What to do -
When you write out the records, keep every line exactly as it is.

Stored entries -
┄┄┄┄┄┄

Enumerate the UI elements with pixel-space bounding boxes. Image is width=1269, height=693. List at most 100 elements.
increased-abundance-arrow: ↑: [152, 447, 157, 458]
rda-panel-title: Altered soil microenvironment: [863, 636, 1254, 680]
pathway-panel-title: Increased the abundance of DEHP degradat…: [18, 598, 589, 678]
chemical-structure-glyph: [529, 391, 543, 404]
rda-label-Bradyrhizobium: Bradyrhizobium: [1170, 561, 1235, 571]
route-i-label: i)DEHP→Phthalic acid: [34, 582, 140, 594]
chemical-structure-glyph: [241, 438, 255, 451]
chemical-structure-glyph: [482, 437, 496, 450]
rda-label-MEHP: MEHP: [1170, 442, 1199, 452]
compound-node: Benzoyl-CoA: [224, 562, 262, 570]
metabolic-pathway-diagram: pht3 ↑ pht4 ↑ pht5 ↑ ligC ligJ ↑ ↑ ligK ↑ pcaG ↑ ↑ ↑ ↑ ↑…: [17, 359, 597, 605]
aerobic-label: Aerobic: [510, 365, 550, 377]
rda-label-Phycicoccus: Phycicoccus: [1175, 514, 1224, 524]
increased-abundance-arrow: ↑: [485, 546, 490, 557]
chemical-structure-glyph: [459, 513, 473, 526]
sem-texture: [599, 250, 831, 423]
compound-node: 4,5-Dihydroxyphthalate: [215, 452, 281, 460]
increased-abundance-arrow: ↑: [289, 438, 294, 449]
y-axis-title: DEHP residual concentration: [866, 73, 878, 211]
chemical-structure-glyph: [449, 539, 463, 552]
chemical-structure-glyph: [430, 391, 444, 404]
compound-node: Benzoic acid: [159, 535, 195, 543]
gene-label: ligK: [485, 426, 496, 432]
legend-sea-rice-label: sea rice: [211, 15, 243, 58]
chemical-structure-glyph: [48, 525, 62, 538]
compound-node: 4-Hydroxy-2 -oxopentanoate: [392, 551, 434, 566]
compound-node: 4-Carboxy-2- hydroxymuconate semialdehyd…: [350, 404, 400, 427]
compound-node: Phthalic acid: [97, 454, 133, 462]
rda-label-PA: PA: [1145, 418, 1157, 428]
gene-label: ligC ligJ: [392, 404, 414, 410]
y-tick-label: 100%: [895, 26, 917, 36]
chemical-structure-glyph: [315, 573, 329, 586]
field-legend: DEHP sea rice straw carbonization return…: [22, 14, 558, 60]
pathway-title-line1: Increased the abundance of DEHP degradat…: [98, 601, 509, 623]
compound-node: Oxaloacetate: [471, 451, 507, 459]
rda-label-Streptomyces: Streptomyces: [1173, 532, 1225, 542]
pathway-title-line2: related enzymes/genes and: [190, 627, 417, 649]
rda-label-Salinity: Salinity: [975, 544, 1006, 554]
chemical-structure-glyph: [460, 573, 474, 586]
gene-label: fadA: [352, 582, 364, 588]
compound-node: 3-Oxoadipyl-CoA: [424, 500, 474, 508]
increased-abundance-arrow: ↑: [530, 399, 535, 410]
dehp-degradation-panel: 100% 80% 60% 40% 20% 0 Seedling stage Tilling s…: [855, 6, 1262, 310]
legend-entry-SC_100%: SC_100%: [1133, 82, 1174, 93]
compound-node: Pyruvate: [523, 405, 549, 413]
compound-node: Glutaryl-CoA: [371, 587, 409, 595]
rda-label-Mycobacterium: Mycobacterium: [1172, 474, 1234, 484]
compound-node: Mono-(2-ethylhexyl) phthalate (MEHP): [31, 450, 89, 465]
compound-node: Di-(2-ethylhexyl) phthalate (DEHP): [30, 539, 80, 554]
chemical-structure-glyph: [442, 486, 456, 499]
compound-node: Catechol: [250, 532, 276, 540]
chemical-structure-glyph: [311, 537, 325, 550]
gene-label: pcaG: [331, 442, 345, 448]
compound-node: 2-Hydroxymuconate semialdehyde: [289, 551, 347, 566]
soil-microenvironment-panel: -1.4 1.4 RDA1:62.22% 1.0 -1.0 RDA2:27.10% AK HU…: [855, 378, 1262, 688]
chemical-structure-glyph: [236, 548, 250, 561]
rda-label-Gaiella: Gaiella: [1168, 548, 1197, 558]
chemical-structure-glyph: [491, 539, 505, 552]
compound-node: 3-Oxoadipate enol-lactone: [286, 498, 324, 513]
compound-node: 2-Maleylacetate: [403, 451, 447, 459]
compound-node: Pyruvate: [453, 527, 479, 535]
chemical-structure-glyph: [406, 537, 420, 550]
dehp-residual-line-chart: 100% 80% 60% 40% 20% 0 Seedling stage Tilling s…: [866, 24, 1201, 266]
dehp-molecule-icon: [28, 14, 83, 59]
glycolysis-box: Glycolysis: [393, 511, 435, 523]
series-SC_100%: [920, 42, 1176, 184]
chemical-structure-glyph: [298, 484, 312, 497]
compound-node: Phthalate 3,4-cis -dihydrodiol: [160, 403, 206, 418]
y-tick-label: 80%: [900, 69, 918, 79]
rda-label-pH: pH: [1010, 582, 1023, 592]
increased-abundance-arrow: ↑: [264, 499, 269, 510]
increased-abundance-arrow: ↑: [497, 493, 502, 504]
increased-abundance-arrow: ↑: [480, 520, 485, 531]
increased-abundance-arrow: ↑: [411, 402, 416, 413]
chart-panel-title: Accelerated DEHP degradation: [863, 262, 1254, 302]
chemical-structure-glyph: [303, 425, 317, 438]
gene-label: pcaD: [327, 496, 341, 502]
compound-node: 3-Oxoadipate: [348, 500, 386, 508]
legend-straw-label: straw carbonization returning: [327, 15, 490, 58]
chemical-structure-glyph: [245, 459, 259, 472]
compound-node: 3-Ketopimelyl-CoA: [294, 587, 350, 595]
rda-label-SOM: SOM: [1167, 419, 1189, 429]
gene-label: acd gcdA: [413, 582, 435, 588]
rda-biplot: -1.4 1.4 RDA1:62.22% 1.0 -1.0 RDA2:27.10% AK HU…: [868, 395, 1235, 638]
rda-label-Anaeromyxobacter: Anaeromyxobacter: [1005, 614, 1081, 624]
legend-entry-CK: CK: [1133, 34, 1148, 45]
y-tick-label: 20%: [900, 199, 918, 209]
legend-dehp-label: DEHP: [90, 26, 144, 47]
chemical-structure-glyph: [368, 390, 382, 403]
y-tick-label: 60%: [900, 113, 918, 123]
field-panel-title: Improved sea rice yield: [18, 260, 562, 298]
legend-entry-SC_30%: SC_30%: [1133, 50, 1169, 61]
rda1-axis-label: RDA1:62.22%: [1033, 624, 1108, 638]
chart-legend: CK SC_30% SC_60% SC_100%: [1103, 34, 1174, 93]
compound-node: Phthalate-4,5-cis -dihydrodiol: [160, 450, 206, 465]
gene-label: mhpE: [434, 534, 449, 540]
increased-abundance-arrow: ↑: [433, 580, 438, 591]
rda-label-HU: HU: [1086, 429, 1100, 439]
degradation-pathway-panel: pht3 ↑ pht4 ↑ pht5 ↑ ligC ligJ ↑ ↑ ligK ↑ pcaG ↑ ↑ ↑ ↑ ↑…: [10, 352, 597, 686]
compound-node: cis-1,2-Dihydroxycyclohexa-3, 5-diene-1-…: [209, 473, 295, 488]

┄┄┄┄┄┄

Output of the exercise -
Enumerate the UI elements with pixel-space bounding boxes. Image is width=1269, height=693. List at most 100 elements.
increased-abundance-arrow: ↑: [152, 447, 157, 458]
rda-panel-title: Altered soil microenvironment: [863, 636, 1254, 680]
pathway-panel-title: Increased the abundance of DEHP degradat…: [18, 598, 589, 678]
chemical-structure-glyph: [529, 391, 543, 404]
rda-label-Bradyrhizobium: Bradyrhizobium: [1170, 561, 1235, 571]
route-i-label: i)DEHP→Phthalic acid: [34, 582, 140, 594]
chemical-structure-glyph: [241, 438, 255, 451]
chemical-structure-glyph: [482, 437, 496, 450]
rda-label-MEHP: MEHP: [1170, 442, 1199, 452]
compound-node: Benzoyl-CoA: [224, 562, 262, 570]
metabolic-pathway-diagram: pht3 ↑ pht4 ↑ pht5 ↑ ligC ligJ ↑ ↑ ligK ↑ pcaG ↑ ↑ ↑ ↑ ↑…: [17, 359, 597, 605]
aerobic-label: Aerobic: [510, 365, 550, 377]
rda-label-Phycicoccus: Phycicoccus: [1175, 514, 1224, 524]
increased-abundance-arrow: ↑: [485, 546, 490, 557]
chemical-structure-glyph: [459, 513, 473, 526]
sem-texture: [599, 250, 831, 423]
compound-node: 4,5-Dihydroxyphthalate: [215, 452, 281, 460]
increased-abundance-arrow: ↑: [289, 438, 294, 449]
y-axis-title: DEHP residual concentration: [866, 73, 878, 211]
chemical-structure-glyph: [449, 539, 463, 552]
chemical-structure-glyph: [430, 391, 444, 404]
compound-node: Benzoic acid: [159, 535, 195, 543]
gene-label: ligK: [485, 426, 496, 432]
legend-sea-rice-label: sea rice: [211, 15, 243, 58]
chemical-structure-glyph: [48, 525, 62, 538]
compound-node: 4-Hydroxy-2 -oxopentanoate: [392, 551, 434, 566]
compound-node: 4-Carboxy-2- hydroxymuconate semialdehyd…: [350, 404, 400, 427]
compound-node: Phthalic acid: [97, 454, 133, 462]
rda-label-PA: PA: [1145, 418, 1157, 428]
gene-label: ligC ligJ: [392, 404, 414, 410]
y-tick-label: 100%: [895, 26, 917, 36]
chemical-structure-glyph: [315, 573, 329, 586]
field-legend: DEHP sea rice straw carbonization return…: [22, 14, 558, 60]
pathway-title-line1: Increased the abundance of DEHP degradat…: [98, 601, 509, 623]
compound-node: Oxaloacetate: [471, 451, 507, 459]
rda-label-Streptomyces: Streptomyces: [1173, 532, 1225, 542]
pathway-title-line2: related enzymes/genes and: [190, 627, 417, 649]
rda-label-Salinity: Salinity: [975, 544, 1006, 554]
chemical-structure-glyph: [460, 573, 474, 586]
gene-label: fadA: [352, 582, 364, 588]
compound-node: 3-Oxoadipyl-CoA: [424, 500, 474, 508]
increased-abundance-arrow: ↑: [530, 399, 535, 410]
dehp-degradation-panel: 100% 80% 60% 40% 20% 0 Seedling stage Tilling s…: [855, 6, 1262, 310]
legend-entry-SC_100%: SC_100%: [1133, 82, 1174, 93]
compound-node: Pyruvate: [523, 405, 549, 413]
compound-node: Glutaryl-CoA: [371, 587, 409, 595]
rda-label-Mycobacterium: Mycobacterium: [1172, 474, 1234, 484]
compound-node: Mono-(2-ethylhexyl) phthalate (MEHP): [31, 450, 89, 465]
compound-node: Di-(2-ethylhexyl) phthalate (DEHP): [30, 539, 80, 554]
chemical-structure-glyph: [442, 486, 456, 499]
compound-node: Catechol: [250, 532, 276, 540]
chemical-structure-glyph: [311, 537, 325, 550]
gene-label: pcaG: [331, 442, 345, 448]
compound-node: 2-Hydroxymuconate semialdehyde: [289, 551, 347, 566]
soil-microenvironment-panel: -1.4 1.4 RDA1:62.22% 1.0 -1.0 RDA2:27.10% AK HU…: [855, 378, 1262, 688]
chemical-structure-glyph: [236, 548, 250, 561]
rda-label-Gaiella: Gaiella: [1168, 548, 1197, 558]
chemical-structure-glyph: [491, 539, 505, 552]
compound-node: 3-Oxoadipate enol-lactone: [286, 498, 324, 513]
compound-node: 2-Maleylacetate: [403, 451, 447, 459]
compound-node: Pyruvate: [453, 527, 479, 535]
chemical-structure-glyph: [406, 537, 420, 550]
dehp-residual-line-chart: 100% 80% 60% 40% 20% 0 Seedling stage Tilling s…: [866, 24, 1201, 266]
dehp-molecule-icon: [28, 14, 83, 59]
glycolysis-box: Glycolysis: [393, 511, 435, 523]
series-SC_100%: [920, 42, 1176, 184]
chemical-structure-glyph: [298, 484, 312, 497]
compound-node: Phthalate 3,4-cis -dihydrodiol: [160, 403, 206, 418]
y-tick-label: 80%: [900, 69, 918, 79]
rda-label-pH: pH: [1010, 582, 1023, 592]
increased-abundance-arrow: ↑: [264, 499, 269, 510]
increased-abundance-arrow: ↑: [497, 493, 502, 504]
increased-abundance-arrow: ↑: [480, 520, 485, 531]
increased-abundance-arrow: ↑: [411, 402, 416, 413]
chart-panel-title: Accelerated DEHP degradation: [863, 262, 1254, 302]
chemical-structure-glyph: [303, 425, 317, 438]
gene-label: pcaD: [327, 496, 341, 502]
compound-node: 3-Oxoadipate: [348, 500, 386, 508]
legend-straw-label: straw carbonization returning: [327, 15, 490, 58]
chemical-structure-glyph: [245, 459, 259, 472]
compound-node: 3-Ketopimelyl-CoA: [294, 587, 350, 595]
rda-label-SOM: SOM: [1167, 419, 1189, 429]
gene-label: acd gcdA: [413, 582, 435, 588]
rda-biplot: -1.4 1.4 RDA1:62.22% 1.0 -1.0 RDA2:27.10% AK HU…: [868, 395, 1235, 638]
rda-label-Anaeromyxobacter: Anaeromyxobacter: [1005, 614, 1081, 624]
legend-entry-CK: CK: [1133, 34, 1148, 45]
y-tick-label: 20%: [900, 199, 918, 209]
legend-dehp-label: DEHP: [90, 26, 144, 47]
chemical-structure-glyph: [368, 390, 382, 403]
y-tick-label: 60%: [900, 113, 918, 123]
field-panel-title: Improved sea rice yield: [18, 260, 562, 298]
legend-entry-SC_30%: SC_30%: [1133, 50, 1169, 61]
rda1-axis-label: RDA1:62.22%: [1033, 624, 1108, 638]
chart-legend: CK SC_30% SC_60% SC_100%: [1103, 34, 1174, 93]
compound-node: Phthalate-4,5-cis -dihydrodiol: [160, 450, 206, 465]
gene-label: mhpE: [434, 534, 449, 540]
increased-abundance-arrow: ↑: [433, 580, 438, 591]
rda-label-HU: HU: [1086, 429, 1100, 439]
degradation-pathway-panel: pht3 ↑ pht4 ↑ pht5 ↑ ligC ligJ ↑ ↑ ligK ↑ pcaG ↑ ↑ ↑ ↑ ↑…: [10, 352, 597, 686]
compound-node: cis-1,2-Dihydroxycyclohexa-3, 5-diene-1-…: [209, 473, 295, 488]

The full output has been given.